Entries taken from a collection:
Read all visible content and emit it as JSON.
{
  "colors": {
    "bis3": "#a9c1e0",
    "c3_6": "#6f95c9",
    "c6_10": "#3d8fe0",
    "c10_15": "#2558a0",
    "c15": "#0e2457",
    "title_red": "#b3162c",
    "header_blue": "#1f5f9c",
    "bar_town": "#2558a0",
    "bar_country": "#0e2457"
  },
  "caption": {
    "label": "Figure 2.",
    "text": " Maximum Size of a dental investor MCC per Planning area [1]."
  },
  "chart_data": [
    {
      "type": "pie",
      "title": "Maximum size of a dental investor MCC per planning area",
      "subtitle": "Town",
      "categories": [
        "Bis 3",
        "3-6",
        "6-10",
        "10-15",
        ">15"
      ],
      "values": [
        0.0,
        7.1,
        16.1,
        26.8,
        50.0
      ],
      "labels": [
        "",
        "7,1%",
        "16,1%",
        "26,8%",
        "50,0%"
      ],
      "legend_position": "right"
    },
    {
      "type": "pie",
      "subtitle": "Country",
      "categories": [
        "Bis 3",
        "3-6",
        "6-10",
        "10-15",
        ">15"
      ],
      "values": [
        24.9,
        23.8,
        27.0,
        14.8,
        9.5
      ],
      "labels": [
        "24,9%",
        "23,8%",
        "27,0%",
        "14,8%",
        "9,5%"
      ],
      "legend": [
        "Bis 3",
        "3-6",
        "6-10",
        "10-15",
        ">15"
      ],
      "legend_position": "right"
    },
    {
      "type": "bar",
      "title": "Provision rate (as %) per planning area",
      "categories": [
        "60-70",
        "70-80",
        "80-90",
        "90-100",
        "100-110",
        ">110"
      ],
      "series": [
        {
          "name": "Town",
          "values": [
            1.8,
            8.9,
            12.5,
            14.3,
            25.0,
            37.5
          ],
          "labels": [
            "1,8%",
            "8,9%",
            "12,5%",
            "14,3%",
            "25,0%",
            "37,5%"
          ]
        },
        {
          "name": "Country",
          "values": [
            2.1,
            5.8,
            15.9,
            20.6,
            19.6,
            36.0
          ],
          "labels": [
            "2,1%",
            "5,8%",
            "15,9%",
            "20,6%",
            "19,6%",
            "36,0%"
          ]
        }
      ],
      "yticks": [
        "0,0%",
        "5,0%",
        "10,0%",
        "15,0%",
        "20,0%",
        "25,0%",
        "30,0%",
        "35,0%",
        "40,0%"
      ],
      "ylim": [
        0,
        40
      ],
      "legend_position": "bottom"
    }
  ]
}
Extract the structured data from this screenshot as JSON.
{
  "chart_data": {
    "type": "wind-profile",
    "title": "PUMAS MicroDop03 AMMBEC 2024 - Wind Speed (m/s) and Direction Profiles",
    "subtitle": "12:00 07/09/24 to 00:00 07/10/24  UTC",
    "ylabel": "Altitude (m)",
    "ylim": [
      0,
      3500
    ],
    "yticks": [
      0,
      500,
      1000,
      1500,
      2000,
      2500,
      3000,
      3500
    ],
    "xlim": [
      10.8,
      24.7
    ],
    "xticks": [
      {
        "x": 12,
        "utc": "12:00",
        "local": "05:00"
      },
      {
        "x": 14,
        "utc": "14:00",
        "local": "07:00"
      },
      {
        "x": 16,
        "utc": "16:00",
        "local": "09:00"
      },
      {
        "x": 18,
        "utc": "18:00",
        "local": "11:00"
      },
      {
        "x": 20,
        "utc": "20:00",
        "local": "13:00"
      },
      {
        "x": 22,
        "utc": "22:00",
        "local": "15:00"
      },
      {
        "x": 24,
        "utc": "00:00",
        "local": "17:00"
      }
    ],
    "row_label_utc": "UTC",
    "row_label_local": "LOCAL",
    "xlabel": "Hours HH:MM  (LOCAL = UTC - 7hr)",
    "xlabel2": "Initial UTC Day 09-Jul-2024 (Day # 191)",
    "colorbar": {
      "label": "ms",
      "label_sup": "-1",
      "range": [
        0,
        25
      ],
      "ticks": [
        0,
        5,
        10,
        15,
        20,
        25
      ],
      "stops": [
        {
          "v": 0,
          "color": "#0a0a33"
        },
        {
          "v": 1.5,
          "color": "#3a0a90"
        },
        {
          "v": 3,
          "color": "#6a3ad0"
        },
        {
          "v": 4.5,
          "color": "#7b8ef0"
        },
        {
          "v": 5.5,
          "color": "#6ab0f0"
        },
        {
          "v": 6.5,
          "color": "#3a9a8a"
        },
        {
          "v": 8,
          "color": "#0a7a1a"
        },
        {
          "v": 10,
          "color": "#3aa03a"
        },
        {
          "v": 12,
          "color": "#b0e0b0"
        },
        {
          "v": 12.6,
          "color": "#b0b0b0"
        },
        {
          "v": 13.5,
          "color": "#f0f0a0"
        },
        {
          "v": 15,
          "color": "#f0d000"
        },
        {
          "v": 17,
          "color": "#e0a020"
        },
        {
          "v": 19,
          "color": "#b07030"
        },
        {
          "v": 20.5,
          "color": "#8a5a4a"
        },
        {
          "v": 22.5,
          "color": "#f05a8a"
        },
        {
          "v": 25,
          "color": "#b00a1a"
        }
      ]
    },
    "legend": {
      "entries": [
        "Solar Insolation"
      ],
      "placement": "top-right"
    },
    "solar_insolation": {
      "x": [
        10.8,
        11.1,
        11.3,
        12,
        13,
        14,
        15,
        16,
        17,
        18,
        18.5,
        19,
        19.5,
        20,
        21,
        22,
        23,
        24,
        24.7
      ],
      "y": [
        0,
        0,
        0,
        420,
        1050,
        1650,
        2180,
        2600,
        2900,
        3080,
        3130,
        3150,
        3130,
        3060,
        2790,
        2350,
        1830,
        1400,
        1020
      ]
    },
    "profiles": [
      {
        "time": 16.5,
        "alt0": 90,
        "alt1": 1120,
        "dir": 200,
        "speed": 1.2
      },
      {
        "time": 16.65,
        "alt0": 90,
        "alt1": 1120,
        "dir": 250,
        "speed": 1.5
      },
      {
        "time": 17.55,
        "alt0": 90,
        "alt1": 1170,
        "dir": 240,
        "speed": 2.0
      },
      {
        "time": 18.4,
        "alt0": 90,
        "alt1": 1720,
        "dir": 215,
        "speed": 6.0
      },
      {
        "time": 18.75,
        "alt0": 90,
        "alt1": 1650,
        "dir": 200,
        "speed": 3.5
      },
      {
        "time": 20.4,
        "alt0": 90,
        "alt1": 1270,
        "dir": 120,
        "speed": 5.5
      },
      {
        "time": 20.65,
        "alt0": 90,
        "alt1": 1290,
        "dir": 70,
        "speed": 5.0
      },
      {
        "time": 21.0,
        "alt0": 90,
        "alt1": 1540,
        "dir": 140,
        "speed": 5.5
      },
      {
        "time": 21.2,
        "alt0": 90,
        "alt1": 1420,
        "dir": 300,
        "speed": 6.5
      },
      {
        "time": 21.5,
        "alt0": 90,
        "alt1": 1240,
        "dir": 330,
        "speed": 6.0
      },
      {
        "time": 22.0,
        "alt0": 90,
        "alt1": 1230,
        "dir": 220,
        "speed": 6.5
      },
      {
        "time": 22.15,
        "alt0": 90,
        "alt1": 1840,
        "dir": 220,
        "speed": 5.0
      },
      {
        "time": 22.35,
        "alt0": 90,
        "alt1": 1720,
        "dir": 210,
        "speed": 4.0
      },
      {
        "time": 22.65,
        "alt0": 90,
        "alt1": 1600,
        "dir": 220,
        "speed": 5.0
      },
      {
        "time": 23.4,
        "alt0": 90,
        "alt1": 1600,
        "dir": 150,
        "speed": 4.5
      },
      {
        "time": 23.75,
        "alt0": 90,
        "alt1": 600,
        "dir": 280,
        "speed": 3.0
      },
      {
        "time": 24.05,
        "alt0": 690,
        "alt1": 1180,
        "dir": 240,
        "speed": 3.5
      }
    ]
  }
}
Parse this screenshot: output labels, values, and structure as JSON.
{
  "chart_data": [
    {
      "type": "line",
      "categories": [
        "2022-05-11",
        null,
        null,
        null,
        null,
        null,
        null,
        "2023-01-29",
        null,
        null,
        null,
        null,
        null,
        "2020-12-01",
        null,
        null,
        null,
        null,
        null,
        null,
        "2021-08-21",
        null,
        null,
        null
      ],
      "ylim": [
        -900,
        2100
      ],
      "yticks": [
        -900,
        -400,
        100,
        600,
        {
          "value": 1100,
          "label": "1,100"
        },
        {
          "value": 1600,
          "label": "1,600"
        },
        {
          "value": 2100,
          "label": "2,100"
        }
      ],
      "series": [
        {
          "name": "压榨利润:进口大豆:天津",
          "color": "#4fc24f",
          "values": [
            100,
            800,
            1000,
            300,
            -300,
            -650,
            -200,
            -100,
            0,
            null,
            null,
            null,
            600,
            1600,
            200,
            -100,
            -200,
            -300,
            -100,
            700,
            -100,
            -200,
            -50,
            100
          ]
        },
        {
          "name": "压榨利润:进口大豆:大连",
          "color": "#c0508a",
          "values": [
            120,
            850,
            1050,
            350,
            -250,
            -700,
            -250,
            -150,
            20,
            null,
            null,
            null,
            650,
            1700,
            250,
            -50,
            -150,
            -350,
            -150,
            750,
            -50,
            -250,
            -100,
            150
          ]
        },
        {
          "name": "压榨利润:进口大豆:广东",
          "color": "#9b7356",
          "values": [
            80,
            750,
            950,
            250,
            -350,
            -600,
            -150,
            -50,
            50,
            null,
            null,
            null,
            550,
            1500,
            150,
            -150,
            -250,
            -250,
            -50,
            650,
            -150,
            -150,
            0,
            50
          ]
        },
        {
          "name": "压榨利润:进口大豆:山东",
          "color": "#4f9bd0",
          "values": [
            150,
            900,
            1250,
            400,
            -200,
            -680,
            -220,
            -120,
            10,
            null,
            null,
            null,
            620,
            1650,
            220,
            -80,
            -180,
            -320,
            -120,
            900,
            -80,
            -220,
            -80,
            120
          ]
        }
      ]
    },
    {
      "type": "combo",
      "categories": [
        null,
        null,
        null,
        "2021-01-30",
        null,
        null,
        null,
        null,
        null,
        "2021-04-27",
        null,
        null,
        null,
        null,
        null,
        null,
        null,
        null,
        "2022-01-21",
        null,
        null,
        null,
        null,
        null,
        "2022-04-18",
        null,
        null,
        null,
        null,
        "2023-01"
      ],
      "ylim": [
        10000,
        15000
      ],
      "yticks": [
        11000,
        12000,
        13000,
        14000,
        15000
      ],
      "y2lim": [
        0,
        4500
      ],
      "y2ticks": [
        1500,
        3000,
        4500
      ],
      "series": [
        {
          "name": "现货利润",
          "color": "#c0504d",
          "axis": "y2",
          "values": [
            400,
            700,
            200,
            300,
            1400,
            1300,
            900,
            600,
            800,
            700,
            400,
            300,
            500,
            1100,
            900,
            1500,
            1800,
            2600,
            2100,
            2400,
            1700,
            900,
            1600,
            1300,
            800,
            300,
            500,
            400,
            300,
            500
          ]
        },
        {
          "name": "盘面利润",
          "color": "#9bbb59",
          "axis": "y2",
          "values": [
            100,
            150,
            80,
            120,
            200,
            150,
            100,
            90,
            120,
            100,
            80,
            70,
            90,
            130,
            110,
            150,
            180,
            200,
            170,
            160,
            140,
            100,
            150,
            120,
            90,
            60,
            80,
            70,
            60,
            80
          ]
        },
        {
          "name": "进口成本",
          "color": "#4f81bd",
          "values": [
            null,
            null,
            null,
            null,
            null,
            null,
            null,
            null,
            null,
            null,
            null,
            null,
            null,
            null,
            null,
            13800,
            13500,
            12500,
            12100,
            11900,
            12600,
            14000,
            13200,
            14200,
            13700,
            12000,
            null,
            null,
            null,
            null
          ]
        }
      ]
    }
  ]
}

[WORK TO BE COMPLETED]
Pull out all lines of the data with the string "JSON".

[ANSWER FOR THE TASK]
Read all visible content and emit it as JSON.
Extract the structured data from this screenshot as JSON.
Parse this screenshot: output labels, values, and structure as JSON.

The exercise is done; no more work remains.